##### RECORDS FOR THE EXERCISE #####
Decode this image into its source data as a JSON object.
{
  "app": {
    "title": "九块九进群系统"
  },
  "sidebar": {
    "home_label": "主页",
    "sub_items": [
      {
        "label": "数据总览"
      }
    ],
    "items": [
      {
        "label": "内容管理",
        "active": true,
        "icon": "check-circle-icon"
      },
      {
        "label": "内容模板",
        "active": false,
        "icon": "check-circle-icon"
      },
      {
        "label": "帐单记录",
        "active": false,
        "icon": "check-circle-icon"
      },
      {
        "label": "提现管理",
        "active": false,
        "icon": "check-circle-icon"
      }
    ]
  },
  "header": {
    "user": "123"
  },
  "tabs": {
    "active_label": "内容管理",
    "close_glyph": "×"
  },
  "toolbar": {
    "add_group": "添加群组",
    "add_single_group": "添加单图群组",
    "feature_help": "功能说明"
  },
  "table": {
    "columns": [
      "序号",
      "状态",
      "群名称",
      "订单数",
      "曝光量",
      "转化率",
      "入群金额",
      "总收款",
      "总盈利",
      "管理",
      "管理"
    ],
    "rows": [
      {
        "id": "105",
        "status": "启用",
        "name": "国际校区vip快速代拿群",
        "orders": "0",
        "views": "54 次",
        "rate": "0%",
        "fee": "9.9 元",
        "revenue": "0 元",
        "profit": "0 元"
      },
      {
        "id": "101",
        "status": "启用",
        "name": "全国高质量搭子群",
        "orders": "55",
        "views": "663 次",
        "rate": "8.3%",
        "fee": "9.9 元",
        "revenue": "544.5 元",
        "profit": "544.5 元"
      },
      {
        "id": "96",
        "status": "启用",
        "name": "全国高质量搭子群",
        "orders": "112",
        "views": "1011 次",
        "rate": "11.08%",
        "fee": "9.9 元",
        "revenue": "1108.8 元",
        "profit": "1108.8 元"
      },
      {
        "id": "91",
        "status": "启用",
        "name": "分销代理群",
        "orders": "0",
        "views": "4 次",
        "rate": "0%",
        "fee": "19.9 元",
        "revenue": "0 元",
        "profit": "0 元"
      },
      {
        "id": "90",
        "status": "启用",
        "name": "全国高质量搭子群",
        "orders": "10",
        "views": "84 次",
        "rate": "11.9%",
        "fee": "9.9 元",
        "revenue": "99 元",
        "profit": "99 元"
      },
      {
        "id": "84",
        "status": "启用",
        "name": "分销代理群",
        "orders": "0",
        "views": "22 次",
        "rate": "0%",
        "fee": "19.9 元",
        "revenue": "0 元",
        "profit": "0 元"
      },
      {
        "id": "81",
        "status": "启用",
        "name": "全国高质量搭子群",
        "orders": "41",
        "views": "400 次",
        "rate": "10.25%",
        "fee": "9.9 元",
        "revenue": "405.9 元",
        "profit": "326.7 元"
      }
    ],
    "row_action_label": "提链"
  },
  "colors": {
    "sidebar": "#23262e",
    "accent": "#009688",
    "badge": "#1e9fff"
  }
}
#####
▸ AIM OF THE TASK: Reproduce the whole listing word for word.

▸ RESULT FOR THIS EXERCISE:
Decode this image into its source data as a JSON object.
{
  "app": {
    "title": "九块九进群系统"
  },
  "sidebar": {
    "home_label": "主页",
    "sub_items": [
      {
        "label": "数据总览"
      }
    ],
    "items": [
      {
        "label": "内容管理",
        "active": true,
        "icon": "check-circle-icon"
      },
      {
        "label": "内容模板",
        "active": false,
        "icon": "check-circle-icon"
      },
      {
        "label": "帐单记录",
        "active": false,
        "icon": "check-circle-icon"
      },
      {
        "label": "提现管理",
        "active": false,
        "icon": "check-circle-icon"
      }
    ]
  },
  "header": {
    "user": "123"
  },
  "tabs": {
    "active_label": "内容管理",
    "close_glyph": "×"
  },
  "toolbar": {
    "add_group": "添加群组",
    "add_single_group": "添加单图群组",
    "feature_help": "功能说明"
  },
  "table": {
    "columns": [
      "序号",
      "状态",
      "群名称",
      "订单数",
      "曝光量",
      "转化率",
      "入群金额",
      "总收款",
      "总盈利",
      "管理",
      "管理"
    ],
    "rows": [
      {
        "id": "105",
        "status": "启用",
        "name": "国际校区vip快速代拿群",
        "orders": "0",
        "views": "54 次",
        "rate": "0%",
        "fee": "9.9 元",
        "revenue": "0 元",
        "profit": "0 元"
      },
      {
        "id": "101",
        "status": "启用",
        "name": "全国高质量搭子群",
        "orders": "55",
        "views": "663 次",
        "rate": "8.3%",
        "fee": "9.9 元",
        "revenue": "544.5 元",
        "profit": "544.5 元"
      },
      {
        "id": "96",
        "status": "启用",
        "name": "全国高质量搭子群",
        "orders": "112",
        "views": "1011 次",
        "rate": "11.08%",
        "fee": "9.9 元",
        "revenue": "1108.8 元",
        "profit": "1108.8 元"
      },
      {
        "id": "91",
        "status": "启用",
        "name": "分销代理群",
        "orders": "0",
        "views": "4 次",
        "rate": "0%",
        "fee": "19.9 元",
        "revenue": "0 元",
        "profit": "0 元"
      },
      {
        "id": "90",
        "status": "启用",
        "name": "全国高质量搭子群",
        "orders": "10",
        "views": "84 次",
        "rate": "11.9%",
        "fee": "9.9 元",
        "revenue": "99 元",
        "profit": "99 元"
      },
      {
        "id": "84",
        "status": "启用",
        "name": "分销代理群",
        "orders": "0",
        "views": "22 次",
        "rate": "0%",
        "fee": "19.9 元",
        "revenue": "0 元",
        "profit": "0 元"
      },
      {
        "id": "81",
        "status": "启用",
        "name": "全国高质量搭子群",
        "orders": "41",
        "views": "400 次",
        "rate": "10.25%",
        "fee": "9.9 元",
        "revenue": "405.9 元",
        "profit": "326.7 元"
      }
    ],
    "row_action_label": "提链"
  },
  "colors": {
    "sidebar": "#23262e",
    "accent": "#009688",
    "badge": "#1e9fff"
  }
}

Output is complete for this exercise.